▸ **WRITTEN TASK**: Write every entry out again exactly, please, and skip the pictures.

#### DATASET RECORDS ####

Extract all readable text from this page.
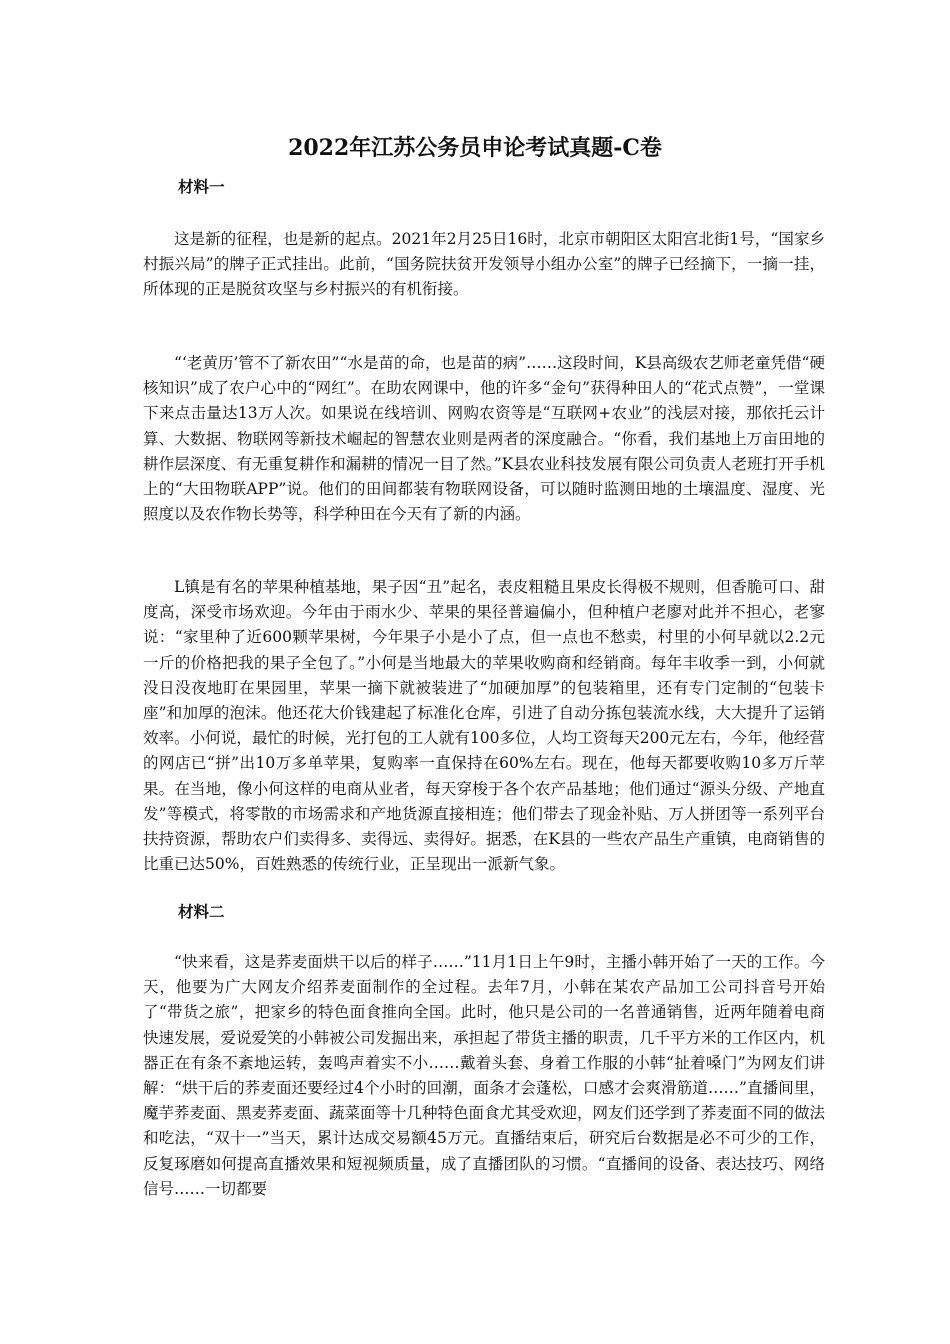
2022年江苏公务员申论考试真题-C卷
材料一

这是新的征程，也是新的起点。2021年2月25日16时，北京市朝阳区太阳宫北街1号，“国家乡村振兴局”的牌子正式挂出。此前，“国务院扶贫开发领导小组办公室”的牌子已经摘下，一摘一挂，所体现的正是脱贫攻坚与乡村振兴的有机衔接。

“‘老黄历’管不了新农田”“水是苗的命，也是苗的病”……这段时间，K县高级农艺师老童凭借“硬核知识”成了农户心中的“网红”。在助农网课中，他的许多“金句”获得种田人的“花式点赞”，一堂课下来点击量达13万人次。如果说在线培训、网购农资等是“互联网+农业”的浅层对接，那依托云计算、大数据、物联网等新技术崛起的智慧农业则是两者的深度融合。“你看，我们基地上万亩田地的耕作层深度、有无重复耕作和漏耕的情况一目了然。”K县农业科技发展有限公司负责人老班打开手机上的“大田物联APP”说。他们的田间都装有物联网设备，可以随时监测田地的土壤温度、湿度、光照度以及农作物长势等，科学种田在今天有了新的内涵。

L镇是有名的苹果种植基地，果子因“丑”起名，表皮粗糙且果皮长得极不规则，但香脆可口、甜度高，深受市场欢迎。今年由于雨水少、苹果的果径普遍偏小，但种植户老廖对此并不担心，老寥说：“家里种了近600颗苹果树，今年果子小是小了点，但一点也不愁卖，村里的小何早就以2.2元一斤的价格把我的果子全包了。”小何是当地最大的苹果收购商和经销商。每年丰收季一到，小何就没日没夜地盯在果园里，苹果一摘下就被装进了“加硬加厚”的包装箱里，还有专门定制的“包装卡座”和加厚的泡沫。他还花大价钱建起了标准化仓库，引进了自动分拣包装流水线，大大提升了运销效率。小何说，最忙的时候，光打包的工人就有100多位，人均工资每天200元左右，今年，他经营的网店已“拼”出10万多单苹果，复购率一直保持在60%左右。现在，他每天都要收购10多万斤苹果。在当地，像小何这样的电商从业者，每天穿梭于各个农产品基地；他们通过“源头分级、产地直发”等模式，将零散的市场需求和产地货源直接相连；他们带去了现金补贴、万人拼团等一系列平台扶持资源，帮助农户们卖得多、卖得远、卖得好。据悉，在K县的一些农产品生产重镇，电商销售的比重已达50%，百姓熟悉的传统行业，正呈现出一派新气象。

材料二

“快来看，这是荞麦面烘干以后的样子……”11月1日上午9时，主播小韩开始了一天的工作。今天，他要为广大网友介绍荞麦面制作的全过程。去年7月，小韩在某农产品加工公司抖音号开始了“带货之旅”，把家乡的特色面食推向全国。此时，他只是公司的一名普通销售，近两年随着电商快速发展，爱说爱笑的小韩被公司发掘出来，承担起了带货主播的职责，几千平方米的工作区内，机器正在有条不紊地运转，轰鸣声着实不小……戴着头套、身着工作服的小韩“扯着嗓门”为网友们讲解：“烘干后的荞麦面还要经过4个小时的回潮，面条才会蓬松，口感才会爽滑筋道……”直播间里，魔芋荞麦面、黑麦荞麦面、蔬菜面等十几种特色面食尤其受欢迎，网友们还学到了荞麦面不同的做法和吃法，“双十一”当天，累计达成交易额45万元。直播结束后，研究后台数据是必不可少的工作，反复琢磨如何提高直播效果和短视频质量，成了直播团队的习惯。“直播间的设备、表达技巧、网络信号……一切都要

####

▸ **TASK RESULT**:
Extract all readable text from this page.
2022年江苏公务员申论考试真题-C卷
材料一

这是新的征程，也是新的起点。2021年2月25日16时，北京市朝阳区太阳宫北街1号，“国家乡村振兴局”的牌子正式挂出。此前，“国务院扶贫开发领导小组办公室”的牌子已经摘下，一摘一挂，所体现的正是脱贫攻坚与乡村振兴的有机衔接。

“‘老黄历’管不了新农田”“水是苗的命，也是苗的病”……这段时间，K县高级农艺师老童凭借“硬核知识”成了农户心中的“网红”。在助农网课中，他的许多“金句”获得种田人的“花式点赞”，一堂课下来点击量达13万人次。如果说在线培训、网购农资等是“互联网+农业”的浅层对接，那依托云计算、大数据、物联网等新技术崛起的智慧农业则是两者的深度融合。“你看，我们基地上万亩田地的耕作层深度、有无重复耕作和漏耕的情况一目了然。”K县农业科技发展有限公司负责人老班打开手机上的“大田物联APP”说。他们的田间都装有物联网设备，可以随时监测田地的土壤温度、湿度、光照度以及农作物长势等，科学种田在今天有了新的内涵。

L镇是有名的苹果种植基地，果子因“丑”起名，表皮粗糙且果皮长得极不规则，但香脆可口、甜度高，深受市场欢迎。今年由于雨水少、苹果的果径普遍偏小，但种植户老廖对此并不担心，老寥说：“家里种了近600颗苹果树，今年果子小是小了点，但一点也不愁卖，村里的小何早就以2.2元一斤的价格把我的果子全包了。”小何是当地最大的苹果收购商和经销商。每年丰收季一到，小何就没日没夜地盯在果园里，苹果一摘下就被装进了“加硬加厚”的包装箱里，还有专门定制的“包装卡座”和加厚的泡沫。他还花大价钱建起了标准化仓库，引进了自动分拣包装流水线，大大提升了运销效率。小何说，最忙的时候，光打包的工人就有100多位，人均工资每天200元左右，今年，他经营的网店已“拼”出10万多单苹果，复购率一直保持在60%左右。现在，他每天都要收购10多万斤苹果。在当地，像小何这样的电商从业者，每天穿梭于各个农产品基地；他们通过“源头分级、产地直发”等模式，将零散的市场需求和产地货源直接相连；他们带去了现金补贴、万人拼团等一系列平台扶持资源，帮助农户们卖得多、卖得远、卖得好。据悉，在K县的一些农产品生产重镇，电商销售的比重已达50%，百姓熟悉的传统行业，正呈现出一派新气象。

材料二

“快来看，这是荞麦面烘干以后的样子……”11月1日上午9时，主播小韩开始了一天的工作。今天，他要为广大网友介绍荞麦面制作的全过程。去年7月，小韩在某农产品加工公司抖音号开始了“带货之旅”，把家乡的特色面食推向全国。此时，他只是公司的一名普通销售，近两年随着电商快速发展，爱说爱笑的小韩被公司发掘出来，承担起了带货主播的职责，几千平方米的工作区内，机器正在有条不紊地运转，轰鸣声着实不小……戴着头套、身着工作服的小韩“扯着嗓门”为网友们讲解：“烘干后的荞麦面还要经过4个小时的回潮，面条才会蓬松，口感才会爽滑筋道……”直播间里，魔芋荞麦面、黑麦荞麦面、蔬菜面等十几种特色面食尤其受欢迎，网友们还学到了荞麦面不同的做法和吃法，“双十一”当天，累计达成交易额45万元。直播结束后，研究后台数据是必不可少的工作，反复琢磨如何提高直播效果和短视频质量，成了直播团队的习惯。“直播间的设备、表达技巧、网络信号……一切都要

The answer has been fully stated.